§ **OBJECTIVE**
Give the number of lines that hold the string "JSON". Nothing else is needed.

§ **STORED DATA**
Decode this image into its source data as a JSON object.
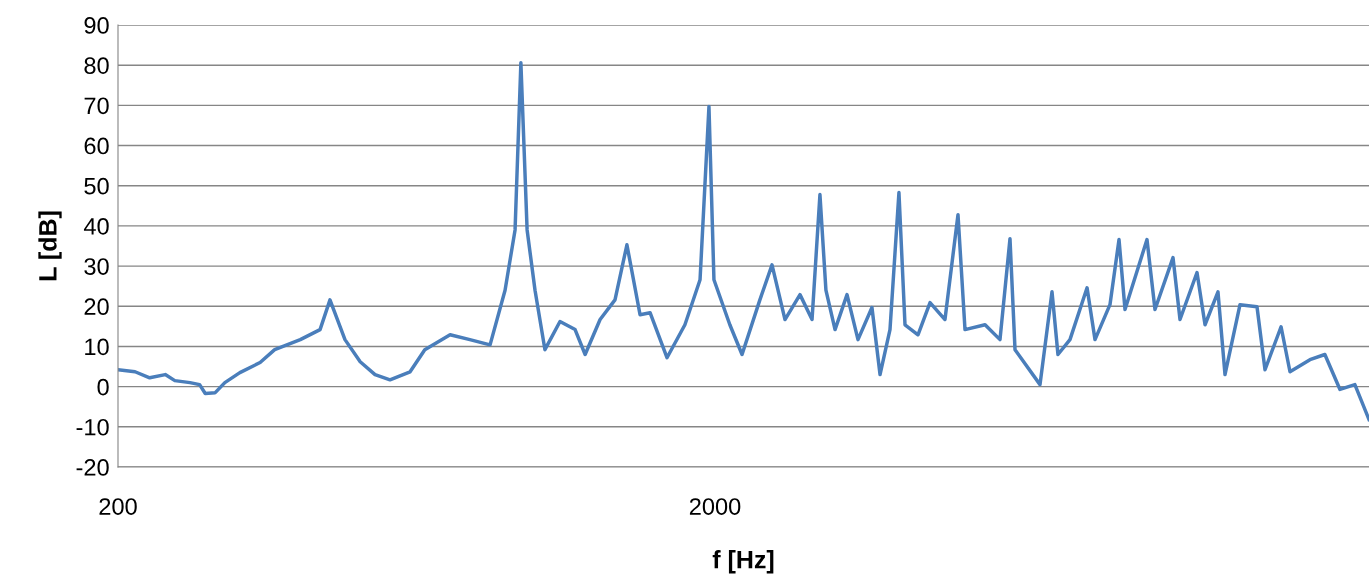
{
  "chart_data": {
    "type": "line",
    "xlabel": "f [Hz]",
    "ylabel": "L [dB]",
    "log": "x",
    "grid": "y",
    "xlim": [
      200,
      24920
    ],
    "xticks": [
      200,
      2000
    ],
    "ylim": [
      -20,
      90
    ],
    "yticks": [
      -20,
      -10,
      0,
      10,
      20,
      30,
      40,
      50,
      60,
      70,
      80,
      90
    ],
    "series": [
      {
        "color": "#4a7ebb",
        "x": [
          200,
          213.6,
          226,
          240,
          249,
          264,
          274,
          280,
          291,
          302,
          320,
          346,
          366,
          404,
          436,
          453,
          480,
          509,
          539,
          571,
          617,
          653,
          720,
          777,
          840,
          890,
          925,
          946,
          969,
          999,
          1038,
          1100,
          1166,
          1212,
          1284,
          1360,
          1424,
          1498,
          1557,
          1662,
          1781,
          1888,
          1954,
          1992,
          2118,
          2220,
          2378,
          2492,
          2620,
          2776,
          2908,
          2998,
          3068,
          3178,
          3328,
          3472,
          3664,
          3780,
          3928,
          4066,
          4162,
          4376,
          4584,
          4856,
          5106,
          5246,
          5668,
          6004,
          6240,
          6362,
          7006,
          7338,
          7508,
          7864,
          8400,
          8662,
          9176,
          9502,
          9724,
          10584,
          10916,
          11702,
          12022,
          12836,
          13240,
          13918,
          14300,
          15152,
          16178,
          16686,
          17752,
          18374,
          19844,
          21020,
          22280,
          23600,
          24920
        ],
        "values": [
          4.2,
          3.7,
          2.2,
          3,
          1.5,
          1,
          0.5,
          -1.7,
          -1.5,
          1,
          3.5,
          6,
          9.2,
          11.7,
          14.2,
          21.6,
          11.7,
          6.2,
          3,
          1.7,
          3.7,
          9.2,
          12.9,
          11.7,
          10.4,
          24,
          39,
          80.6,
          39,
          24,
          9.2,
          16.2,
          14.2,
          8,
          16.7,
          21.6,
          35.3,
          17.9,
          18.4,
          7.2,
          15.4,
          26.6,
          69.7,
          26.6,
          15.4,
          8,
          21.6,
          30.3,
          16.7,
          22.9,
          16.7,
          47.8,
          24,
          14.2,
          22.9,
          11.7,
          19.7,
          3,
          14.2,
          48.3,
          15.4,
          12.9,
          20.9,
          16.7,
          42.8,
          14.2,
          15.4,
          11.7,
          36.8,
          9.2,
          0.5,
          23.6,
          8,
          11.7,
          24.6,
          11.7,
          20.4,
          36.6,
          19.2,
          36.6,
          19.2,
          32.1,
          16.7,
          28.4,
          15.4,
          23.6,
          3,
          20.4,
          19.9,
          4.2,
          14.9,
          3.7,
          6.7,
          8,
          -0.7,
          0.5,
          -8.2
        ]
      }
    ]
  }
}
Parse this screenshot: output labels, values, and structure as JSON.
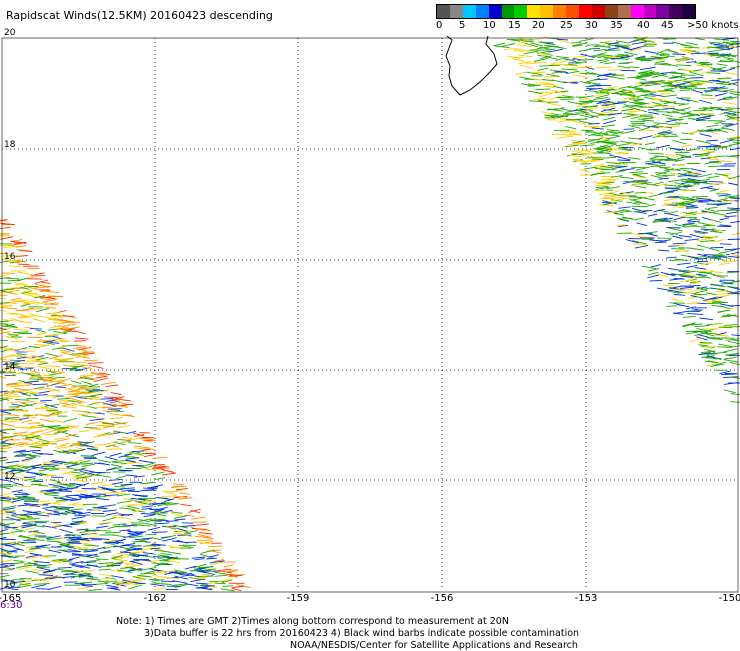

§ **THE ANSWER**
2